■ Stored entries:

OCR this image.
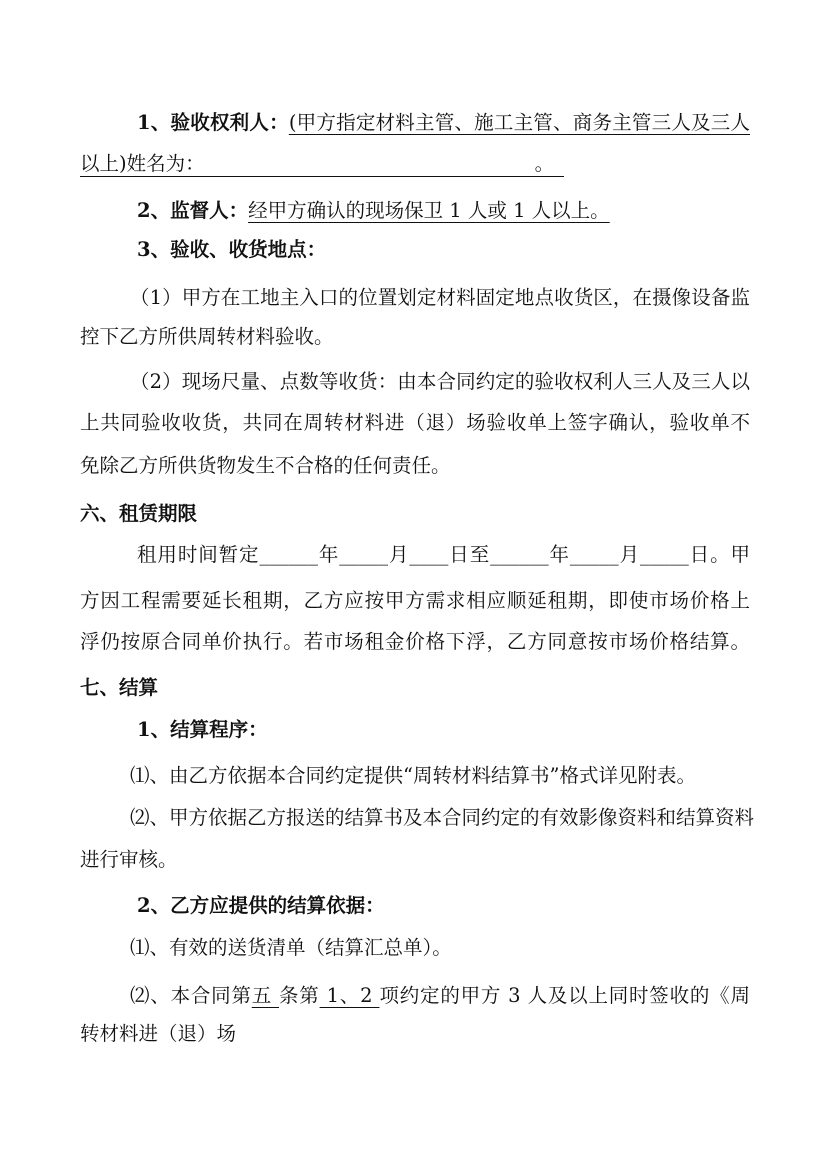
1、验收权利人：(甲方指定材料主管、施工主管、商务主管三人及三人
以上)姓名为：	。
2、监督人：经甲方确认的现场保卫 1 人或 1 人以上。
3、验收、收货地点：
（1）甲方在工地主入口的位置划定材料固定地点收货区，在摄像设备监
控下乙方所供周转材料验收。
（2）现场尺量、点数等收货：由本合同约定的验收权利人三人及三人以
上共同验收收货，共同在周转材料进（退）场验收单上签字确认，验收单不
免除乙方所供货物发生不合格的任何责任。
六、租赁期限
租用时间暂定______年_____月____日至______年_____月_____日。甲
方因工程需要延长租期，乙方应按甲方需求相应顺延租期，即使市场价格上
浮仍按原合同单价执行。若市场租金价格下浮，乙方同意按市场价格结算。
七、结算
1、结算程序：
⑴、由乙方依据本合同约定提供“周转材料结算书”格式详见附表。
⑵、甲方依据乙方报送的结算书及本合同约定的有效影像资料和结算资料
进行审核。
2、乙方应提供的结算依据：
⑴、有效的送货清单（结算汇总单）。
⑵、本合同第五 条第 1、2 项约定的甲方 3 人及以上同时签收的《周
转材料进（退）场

■ Given instruction: Return the whole listing, word for word, and leave out every picture.

■ Task output:
OCR this image.
1、验收权利人：(甲方指定材料主管、施工主管、商务主管三人及三人
以上)姓名为：	。
2、监督人：经甲方确认的现场保卫 1 人或 1 人以上。
3、验收、收货地点：
（1）甲方在工地主入口的位置划定材料固定地点收货区，在摄像设备监
控下乙方所供周转材料验收。
（2）现场尺量、点数等收货：由本合同约定的验收权利人三人及三人以
上共同验收收货，共同在周转材料进（退）场验收单上签字确认，验收单不
免除乙方所供货物发生不合格的任何责任。
六、租赁期限
租用时间暂定______年_____月____日至______年_____月_____日。甲
方因工程需要延长租期，乙方应按甲方需求相应顺延租期，即使市场价格上
浮仍按原合同单价执行。若市场租金价格下浮，乙方同意按市场价格结算。
七、结算
1、结算程序：
⑴、由乙方依据本合同约定提供“周转材料结算书”格式详见附表。
⑵、甲方依据乙方报送的结算书及本合同约定的有效影像资料和结算资料
进行审核。
2、乙方应提供的结算依据：
⑴、有效的送货清单（结算汇总单）。
⑵、本合同第五 条第 1、2 项约定的甲方 3 人及以上同时签收的《周
转材料进（退）场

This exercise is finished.